- **WHAT YOU ARE ASKED TO DO**
Reproduce every item below verbatim, with no changes.

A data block
________________

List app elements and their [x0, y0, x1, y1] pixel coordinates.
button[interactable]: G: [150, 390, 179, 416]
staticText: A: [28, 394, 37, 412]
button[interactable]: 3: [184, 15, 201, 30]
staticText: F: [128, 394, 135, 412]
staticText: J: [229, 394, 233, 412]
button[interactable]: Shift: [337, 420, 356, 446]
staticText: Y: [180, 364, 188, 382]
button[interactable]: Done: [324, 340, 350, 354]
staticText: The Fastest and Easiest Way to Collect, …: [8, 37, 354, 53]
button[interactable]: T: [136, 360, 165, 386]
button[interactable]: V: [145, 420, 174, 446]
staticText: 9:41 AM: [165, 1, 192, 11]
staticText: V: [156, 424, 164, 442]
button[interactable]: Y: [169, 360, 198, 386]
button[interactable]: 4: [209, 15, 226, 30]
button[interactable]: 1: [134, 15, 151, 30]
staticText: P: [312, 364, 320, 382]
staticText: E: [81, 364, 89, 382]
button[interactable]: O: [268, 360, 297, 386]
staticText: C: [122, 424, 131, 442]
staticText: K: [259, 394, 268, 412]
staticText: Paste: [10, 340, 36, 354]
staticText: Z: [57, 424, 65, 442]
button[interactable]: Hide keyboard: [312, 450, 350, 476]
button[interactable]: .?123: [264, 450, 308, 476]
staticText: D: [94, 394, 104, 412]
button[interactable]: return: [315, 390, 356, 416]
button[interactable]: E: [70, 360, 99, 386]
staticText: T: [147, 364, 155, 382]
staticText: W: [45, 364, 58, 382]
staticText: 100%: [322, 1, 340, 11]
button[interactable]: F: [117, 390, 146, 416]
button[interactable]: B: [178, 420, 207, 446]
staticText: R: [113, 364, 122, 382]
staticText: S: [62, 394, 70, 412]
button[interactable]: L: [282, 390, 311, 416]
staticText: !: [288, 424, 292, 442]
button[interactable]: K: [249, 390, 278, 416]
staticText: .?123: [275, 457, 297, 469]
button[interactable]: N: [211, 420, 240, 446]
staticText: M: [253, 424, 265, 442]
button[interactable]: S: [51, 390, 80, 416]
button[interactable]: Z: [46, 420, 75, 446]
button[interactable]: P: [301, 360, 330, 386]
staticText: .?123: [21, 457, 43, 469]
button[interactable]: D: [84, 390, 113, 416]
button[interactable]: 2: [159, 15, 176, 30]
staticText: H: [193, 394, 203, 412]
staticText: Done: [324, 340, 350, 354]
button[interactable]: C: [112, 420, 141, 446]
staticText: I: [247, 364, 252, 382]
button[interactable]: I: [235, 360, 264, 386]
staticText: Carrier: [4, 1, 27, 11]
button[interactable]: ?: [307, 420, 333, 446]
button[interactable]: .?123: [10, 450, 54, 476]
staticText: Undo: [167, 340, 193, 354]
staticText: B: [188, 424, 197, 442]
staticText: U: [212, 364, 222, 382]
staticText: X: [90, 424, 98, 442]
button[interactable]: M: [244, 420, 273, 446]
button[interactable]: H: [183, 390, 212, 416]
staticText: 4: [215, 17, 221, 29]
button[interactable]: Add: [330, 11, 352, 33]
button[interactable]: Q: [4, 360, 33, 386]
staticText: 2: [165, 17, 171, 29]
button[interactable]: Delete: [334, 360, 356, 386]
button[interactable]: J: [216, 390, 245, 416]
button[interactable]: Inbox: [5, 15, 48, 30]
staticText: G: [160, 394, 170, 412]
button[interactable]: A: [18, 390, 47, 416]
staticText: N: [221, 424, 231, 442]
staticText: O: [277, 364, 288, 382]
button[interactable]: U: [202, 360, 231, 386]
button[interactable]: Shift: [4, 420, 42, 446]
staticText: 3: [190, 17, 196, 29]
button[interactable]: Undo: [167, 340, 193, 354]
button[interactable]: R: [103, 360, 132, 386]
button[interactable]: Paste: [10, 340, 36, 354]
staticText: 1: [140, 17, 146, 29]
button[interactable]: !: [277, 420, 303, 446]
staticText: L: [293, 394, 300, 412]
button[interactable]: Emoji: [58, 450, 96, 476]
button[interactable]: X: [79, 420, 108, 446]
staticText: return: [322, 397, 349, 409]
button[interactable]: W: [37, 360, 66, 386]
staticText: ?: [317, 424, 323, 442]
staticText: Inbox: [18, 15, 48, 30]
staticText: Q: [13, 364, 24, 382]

________________

- **FULL SOLUTION**
List app elements and their [x0, y0, x1, y1] pixel coordinates.
button[interactable]: G: [150, 390, 179, 416]
staticText: A: [28, 394, 37, 412]
button[interactable]: 3: [184, 15, 201, 30]
staticText: F: [128, 394, 135, 412]
staticText: J: [229, 394, 233, 412]
button[interactable]: Shift: [337, 420, 356, 446]
staticText: Y: [180, 364, 188, 382]
button[interactable]: Done: [324, 340, 350, 354]
staticText: The Fastest and Easiest Way to Collect, …: [8, 37, 354, 53]
button[interactable]: T: [136, 360, 165, 386]
button[interactable]: V: [145, 420, 174, 446]
staticText: 9:41 AM: [165, 1, 192, 11]
staticText: V: [156, 424, 164, 442]
button[interactable]: Y: [169, 360, 198, 386]
button[interactable]: 4: [209, 15, 226, 30]
button[interactable]: 1: [134, 15, 151, 30]
staticText: P: [312, 364, 320, 382]
staticText: E: [81, 364, 89, 382]
button[interactable]: O: [268, 360, 297, 386]
staticText: C: [122, 424, 131, 442]
staticText: K: [259, 394, 268, 412]
staticText: Paste: [10, 340, 36, 354]
staticText: Z: [57, 424, 65, 442]
button[interactable]: Hide keyboard: [312, 450, 350, 476]
button[interactable]: .?123: [264, 450, 308, 476]
staticText: D: [94, 394, 104, 412]
button[interactable]: return: [315, 390, 356, 416]
button[interactable]: E: [70, 360, 99, 386]
staticText: T: [147, 364, 155, 382]
staticText: W: [45, 364, 58, 382]
staticText: 100%: [322, 1, 340, 11]
button[interactable]: F: [117, 390, 146, 416]
button[interactable]: B: [178, 420, 207, 446]
staticText: R: [113, 364, 122, 382]
staticText: S: [62, 394, 70, 412]
button[interactable]: L: [282, 390, 311, 416]
staticText: !: [288, 424, 292, 442]
button[interactable]: K: [249, 390, 278, 416]
staticText: .?123: [275, 457, 297, 469]
button[interactable]: N: [211, 420, 240, 446]
staticText: M: [253, 424, 265, 442]
button[interactable]: S: [51, 390, 80, 416]
button[interactable]: Z: [46, 420, 75, 446]
button[interactable]: P: [301, 360, 330, 386]
staticText: .?123: [21, 457, 43, 469]
button[interactable]: D: [84, 390, 113, 416]
button[interactable]: 2: [159, 15, 176, 30]
staticText: H: [193, 394, 203, 412]
staticText: Done: [324, 340, 350, 354]
button[interactable]: C: [112, 420, 141, 446]
staticText: I: [247, 364, 252, 382]
button[interactable]: I: [235, 360, 264, 386]
staticText: Carrier: [4, 1, 27, 11]
button[interactable]: ?: [307, 420, 333, 446]
button[interactable]: .?123: [10, 450, 54, 476]
staticText: Undo: [167, 340, 193, 354]
staticText: B: [188, 424, 197, 442]
staticText: U: [212, 364, 222, 382]
staticText: X: [90, 424, 98, 442]
button[interactable]: M: [244, 420, 273, 446]
button[interactable]: H: [183, 390, 212, 416]
staticText: 4: [215, 17, 221, 29]
button[interactable]: Add: [330, 11, 352, 33]
button[interactable]: Q: [4, 360, 33, 386]
staticText: 2: [165, 17, 171, 29]
button[interactable]: Delete: [334, 360, 356, 386]
button[interactable]: J: [216, 390, 245, 416]
button[interactable]: Inbox: [5, 15, 48, 30]
staticText: G: [160, 394, 170, 412]
button[interactable]: A: [18, 390, 47, 416]
staticText: N: [221, 424, 231, 442]
staticText: O: [277, 364, 288, 382]
button[interactable]: U: [202, 360, 231, 386]
button[interactable]: Shift: [4, 420, 42, 446]
staticText: 3: [190, 17, 196, 29]
button[interactable]: Undo: [167, 340, 193, 354]
button[interactable]: R: [103, 360, 132, 386]
button[interactable]: Paste: [10, 340, 36, 354]
staticText: 1: [140, 17, 146, 29]
button[interactable]: !: [277, 420, 303, 446]
staticText: L: [293, 394, 300, 412]
button[interactable]: Emoji: [58, 450, 96, 476]
button[interactable]: X: [79, 420, 108, 446]
staticText: return: [322, 397, 349, 409]
button[interactable]: W: [37, 360, 66, 386]
staticText: ?: [317, 424, 323, 442]
staticText: Inbox: [18, 15, 48, 30]
staticText: Q: [13, 364, 24, 382]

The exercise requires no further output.